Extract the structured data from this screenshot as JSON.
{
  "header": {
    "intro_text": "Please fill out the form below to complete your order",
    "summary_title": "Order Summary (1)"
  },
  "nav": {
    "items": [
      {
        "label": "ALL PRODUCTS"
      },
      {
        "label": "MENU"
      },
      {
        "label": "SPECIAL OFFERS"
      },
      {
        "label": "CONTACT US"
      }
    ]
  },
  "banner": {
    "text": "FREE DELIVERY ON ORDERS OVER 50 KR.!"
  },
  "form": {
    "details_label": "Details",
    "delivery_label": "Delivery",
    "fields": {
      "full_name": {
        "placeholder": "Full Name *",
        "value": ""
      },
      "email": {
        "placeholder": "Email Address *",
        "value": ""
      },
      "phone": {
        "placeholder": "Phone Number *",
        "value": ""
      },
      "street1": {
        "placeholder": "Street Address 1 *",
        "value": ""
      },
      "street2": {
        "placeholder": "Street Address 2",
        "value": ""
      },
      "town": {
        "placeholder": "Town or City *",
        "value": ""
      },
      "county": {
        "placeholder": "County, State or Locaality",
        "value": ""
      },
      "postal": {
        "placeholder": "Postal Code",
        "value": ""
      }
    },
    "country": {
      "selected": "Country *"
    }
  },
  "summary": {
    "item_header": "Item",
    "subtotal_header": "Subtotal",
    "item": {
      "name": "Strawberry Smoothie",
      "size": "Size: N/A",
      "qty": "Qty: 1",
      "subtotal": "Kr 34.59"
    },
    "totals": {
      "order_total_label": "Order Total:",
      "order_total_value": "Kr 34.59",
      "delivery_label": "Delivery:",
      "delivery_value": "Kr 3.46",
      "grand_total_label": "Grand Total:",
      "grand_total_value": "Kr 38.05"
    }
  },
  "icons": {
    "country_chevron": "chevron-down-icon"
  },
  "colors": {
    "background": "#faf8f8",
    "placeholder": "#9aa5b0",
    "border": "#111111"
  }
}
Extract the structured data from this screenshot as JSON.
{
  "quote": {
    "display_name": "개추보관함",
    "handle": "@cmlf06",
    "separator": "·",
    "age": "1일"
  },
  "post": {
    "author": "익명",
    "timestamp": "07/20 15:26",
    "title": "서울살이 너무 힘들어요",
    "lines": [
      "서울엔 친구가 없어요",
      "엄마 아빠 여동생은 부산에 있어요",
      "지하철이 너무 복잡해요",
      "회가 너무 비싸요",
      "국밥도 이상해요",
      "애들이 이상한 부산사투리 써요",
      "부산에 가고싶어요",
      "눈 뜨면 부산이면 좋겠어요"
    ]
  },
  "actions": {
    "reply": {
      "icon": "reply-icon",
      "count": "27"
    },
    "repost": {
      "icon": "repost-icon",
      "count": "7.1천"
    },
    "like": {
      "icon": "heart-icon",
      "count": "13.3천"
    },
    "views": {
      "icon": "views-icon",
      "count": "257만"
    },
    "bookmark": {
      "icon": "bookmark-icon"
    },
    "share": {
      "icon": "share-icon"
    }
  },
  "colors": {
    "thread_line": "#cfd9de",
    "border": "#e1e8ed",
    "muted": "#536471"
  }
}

━━━━━━━━

The listing above should be transcribed in full, exactly as written.

Extract the structured data from this screenshot as JSON.
{
  "header": {
    "intro_text": "Please fill out the form below to complete your order",
    "summary_title": "Order Summary (1)"
  },
  "nav": {
    "items": [
      {
        "label": "ALL PRODUCTS"
      },
      {
        "label": "MENU"
      },
      {
        "label": "SPECIAL OFFERS"
      },
      {
        "label": "CONTACT US"
      }
    ]
  },
  "banner": {
    "text": "FREE DELIVERY ON ORDERS OVER 50 KR.!"
  },
  "form": {
    "details_label": "Details",
    "delivery_label": "Delivery",
    "fields": {
      "full_name": {
        "placeholder": "Full Name *",
        "value": ""
      },
      "email": {
        "placeholder": "Email Address *",
        "value": ""
      },
      "phone": {
        "placeholder": "Phone Number *",
        "value": ""
      },
      "street1": {
        "placeholder": "Street Address 1 *",
        "value": ""
      },
      "street2": {
        "placeholder": "Street Address 2",
        "value": ""
      },
      "town": {
        "placeholder": "Town or City *",
        "value": ""
      },
      "county": {
        "placeholder": "County, State or Locaality",
        "value": ""
      },
      "postal": {
        "placeholder": "Postal Code",
        "value": ""
      }
    },
    "country": {
      "selected": "Country *"
    }
  },
  "summary": {
    "item_header": "Item",
    "subtotal_header": "Subtotal",
    "item": {
      "name": "Strawberry Smoothie",
      "size": "Size: N/A",
      "qty": "Qty: 1",
      "subtotal": "Kr 34.59"
    },
    "totals": {
      "order_total_label": "Order Total:",
      "order_total_value": "Kr 34.59",
      "delivery_label": "Delivery:",
      "delivery_value": "Kr 3.46",
      "grand_total_label": "Grand Total:",
      "grand_total_value": "Kr 38.05"
    }
  },
  "icons": {
    "country_chevron": "chevron-down-icon"
  },
  "colors": {
    "background": "#faf8f8",
    "placeholder": "#9aa5b0",
    "border": "#111111"
  }
}
Extract the structured data from this screenshot as JSON.
{
  "quote": {
    "display_name": "개추보관함",
    "handle": "@cmlf06",
    "separator": "·",
    "age": "1일"
  },
  "post": {
    "author": "익명",
    "timestamp": "07/20 15:26",
    "title": "서울살이 너무 힘들어요",
    "lines": [
      "서울엔 친구가 없어요",
      "엄마 아빠 여동생은 부산에 있어요",
      "지하철이 너무 복잡해요",
      "회가 너무 비싸요",
      "국밥도 이상해요",
      "애들이 이상한 부산사투리 써요",
      "부산에 가고싶어요",
      "눈 뜨면 부산이면 좋겠어요"
    ]
  },
  "actions": {
    "reply": {
      "icon": "reply-icon",
      "count": "27"
    },
    "repost": {
      "icon": "repost-icon",
      "count": "7.1천"
    },
    "like": {
      "icon": "heart-icon",
      "count": "13.3천"
    },
    "views": {
      "icon": "views-icon",
      "count": "257만"
    },
    "bookmark": {
      "icon": "bookmark-icon"
    },
    "share": {
      "icon": "share-icon"
    }
  },
  "colors": {
    "thread_line": "#cfd9de",
    "border": "#e1e8ed",
    "muted": "#536471"
  }
}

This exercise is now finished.